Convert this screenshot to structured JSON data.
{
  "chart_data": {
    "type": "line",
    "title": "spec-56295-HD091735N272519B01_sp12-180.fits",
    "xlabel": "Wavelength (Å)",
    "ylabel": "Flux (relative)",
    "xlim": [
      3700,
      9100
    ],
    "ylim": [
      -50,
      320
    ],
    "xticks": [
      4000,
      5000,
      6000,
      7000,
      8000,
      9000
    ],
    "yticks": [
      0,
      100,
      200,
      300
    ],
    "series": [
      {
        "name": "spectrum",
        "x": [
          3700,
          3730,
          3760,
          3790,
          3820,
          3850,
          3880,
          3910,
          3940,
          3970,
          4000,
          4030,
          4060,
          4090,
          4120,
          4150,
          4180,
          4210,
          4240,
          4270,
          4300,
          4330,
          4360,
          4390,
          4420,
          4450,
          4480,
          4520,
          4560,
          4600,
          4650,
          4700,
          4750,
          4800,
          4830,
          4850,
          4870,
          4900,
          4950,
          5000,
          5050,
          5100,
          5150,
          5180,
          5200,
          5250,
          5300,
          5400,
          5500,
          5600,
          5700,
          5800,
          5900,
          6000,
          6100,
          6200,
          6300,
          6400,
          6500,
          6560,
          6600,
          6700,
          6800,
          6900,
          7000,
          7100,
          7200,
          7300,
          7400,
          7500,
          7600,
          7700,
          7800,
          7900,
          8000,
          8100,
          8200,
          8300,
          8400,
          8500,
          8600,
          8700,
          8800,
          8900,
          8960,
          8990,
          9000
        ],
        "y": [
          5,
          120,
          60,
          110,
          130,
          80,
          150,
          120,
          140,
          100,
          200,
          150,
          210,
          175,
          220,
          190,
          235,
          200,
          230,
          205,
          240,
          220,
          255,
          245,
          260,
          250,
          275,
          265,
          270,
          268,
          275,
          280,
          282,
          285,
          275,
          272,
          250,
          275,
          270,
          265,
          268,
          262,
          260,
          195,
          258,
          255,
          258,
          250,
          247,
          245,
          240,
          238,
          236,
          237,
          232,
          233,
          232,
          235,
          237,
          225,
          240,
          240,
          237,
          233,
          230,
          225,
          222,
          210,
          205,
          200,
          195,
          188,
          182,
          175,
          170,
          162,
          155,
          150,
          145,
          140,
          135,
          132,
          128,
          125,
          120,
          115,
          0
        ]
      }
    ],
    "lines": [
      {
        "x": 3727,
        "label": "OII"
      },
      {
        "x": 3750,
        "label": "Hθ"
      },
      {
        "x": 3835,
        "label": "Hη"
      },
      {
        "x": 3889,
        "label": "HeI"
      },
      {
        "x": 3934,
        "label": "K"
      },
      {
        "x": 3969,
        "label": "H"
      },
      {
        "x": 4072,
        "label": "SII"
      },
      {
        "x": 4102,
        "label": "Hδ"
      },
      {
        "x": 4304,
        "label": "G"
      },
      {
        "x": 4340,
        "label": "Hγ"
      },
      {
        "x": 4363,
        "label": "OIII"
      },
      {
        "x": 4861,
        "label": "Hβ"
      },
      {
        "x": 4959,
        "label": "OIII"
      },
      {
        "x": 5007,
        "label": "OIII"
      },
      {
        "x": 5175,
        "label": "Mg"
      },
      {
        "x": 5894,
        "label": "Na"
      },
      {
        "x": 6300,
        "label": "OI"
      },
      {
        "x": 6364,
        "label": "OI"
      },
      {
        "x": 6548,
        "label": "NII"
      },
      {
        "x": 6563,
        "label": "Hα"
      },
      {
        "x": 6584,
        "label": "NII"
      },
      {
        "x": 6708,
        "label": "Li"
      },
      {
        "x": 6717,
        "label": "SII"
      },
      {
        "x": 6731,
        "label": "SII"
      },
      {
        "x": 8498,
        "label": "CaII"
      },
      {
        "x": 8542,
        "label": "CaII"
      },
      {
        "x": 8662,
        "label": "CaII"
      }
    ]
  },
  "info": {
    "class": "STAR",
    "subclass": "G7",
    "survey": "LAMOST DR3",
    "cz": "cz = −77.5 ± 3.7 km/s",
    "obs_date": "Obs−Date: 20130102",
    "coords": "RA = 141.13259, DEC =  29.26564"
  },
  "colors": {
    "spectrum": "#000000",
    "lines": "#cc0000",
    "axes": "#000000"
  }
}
☆ ☆ ☆ ☆ ☆ ☆ ☆
**TASK OBJECTIVE**
Reproduce the material verbatim, line by line.

**THE OUTPUT**
Convert this screenshot to structured JSON data.
{
  "chart_data": {
    "type": "line",
    "title": "spec-56295-HD091735N272519B01_sp12-180.fits",
    "xlabel": "Wavelength (Å)",
    "ylabel": "Flux (relative)",
    "xlim": [
      3700,
      9100
    ],
    "ylim": [
      -50,
      320
    ],
    "xticks": [
      4000,
      5000,
      6000,
      7000,
      8000,
      9000
    ],
    "yticks": [
      0,
      100,
      200,
      300
    ],
    "series": [
      {
        "name": "spectrum",
        "x": [
          3700,
          3730,
          3760,
          3790,
          3820,
          3850,
          3880,
          3910,
          3940,
          3970,
          4000,
          4030,
          4060,
          4090,
          4120,
          4150,
          4180,
          4210,
          4240,
          4270,
          4300,
          4330,
          4360,
          4390,
          4420,
          4450,
          4480,
          4520,
          4560,
          4600,
          4650,
          4700,
          4750,
          4800,
          4830,
          4850,
          4870,
          4900,
          4950,
          5000,
          5050,
          5100,
          5150,
          5180,
          5200,
          5250,
          5300,
          5400,
          5500,
          5600,
          5700,
          5800,
          5900,
          6000,
          6100,
          6200,
          6300,
          6400,
          6500,
          6560,
          6600,
          6700,
          6800,
          6900,
          7000,
          7100,
          7200,
          7300,
          7400,
          7500,
          7600,
          7700,
          7800,
          7900,
          8000,
          8100,
          8200,
          8300,
          8400,
          8500,
          8600,
          8700,
          8800,
          8900,
          8960,
          8990,
          9000
        ],
        "y": [
          5,
          120,
          60,
          110,
          130,
          80,
          150,
          120,
          140,
          100,
          200,
          150,
          210,
          175,
          220,
          190,
          235,
          200,
          230,
          205,
          240,
          220,
          255,
          245,
          260,
          250,
          275,
          265,
          270,
          268,
          275,
          280,
          282,
          285,
          275,
          272,
          250,
          275,
          270,
          265,
          268,
          262,
          260,
          195,
          258,
          255,
          258,
          250,
          247,
          245,
          240,
          238,
          236,
          237,
          232,
          233,
          232,
          235,
          237,
          225,
          240,
          240,
          237,
          233,
          230,
          225,
          222,
          210,
          205,
          200,
          195,
          188,
          182,
          175,
          170,
          162,
          155,
          150,
          145,
          140,
          135,
          132,
          128,
          125,
          120,
          115,
          0
        ]
      }
    ],
    "lines": [
      {
        "x": 3727,
        "label": "OII"
      },
      {
        "x": 3750,
        "label": "Hθ"
      },
      {
        "x": 3835,
        "label": "Hη"
      },
      {
        "x": 3889,
        "label": "HeI"
      },
      {
        "x": 3934,
        "label": "K"
      },
      {
        "x": 3969,
        "label": "H"
      },
      {
        "x": 4072,
        "label": "SII"
      },
      {
        "x": 4102,
        "label": "Hδ"
      },
      {
        "x": 4304,
        "label": "G"
      },
      {
        "x": 4340,
        "label": "Hγ"
      },
      {
        "x": 4363,
        "label": "OIII"
      },
      {
        "x": 4861,
        "label": "Hβ"
      },
      {
        "x": 4959,
        "label": "OIII"
      },
      {
        "x": 5007,
        "label": "OIII"
      },
      {
        "x": 5175,
        "label": "Mg"
      },
      {
        "x": 5894,
        "label": "Na"
      },
      {
        "x": 6300,
        "label": "OI"
      },
      {
        "x": 6364,
        "label": "OI"
      },
      {
        "x": 6548,
        "label": "NII"
      },
      {
        "x": 6563,
        "label": "Hα"
      },
      {
        "x": 6584,
        "label": "NII"
      },
      {
        "x": 6708,
        "label": "Li"
      },
      {
        "x": 6717,
        "label": "SII"
      },
      {
        "x": 6731,
        "label": "SII"
      },
      {
        "x": 8498,
        "label": "CaII"
      },
      {
        "x": 8542,
        "label": "CaII"
      },
      {
        "x": 8662,
        "label": "CaII"
      }
    ]
  },
  "info": {
    "class": "STAR",
    "subclass": "G7",
    "survey": "LAMOST DR3",
    "cz": "cz = −77.5 ± 3.7 km/s",
    "obs_date": "Obs−Date: 20130102",
    "coords": "RA = 141.13259, DEC =  29.26564"
  },
  "colors": {
    "spectrum": "#000000",
    "lines": "#cc0000",
    "axes": "#000000"
  }
}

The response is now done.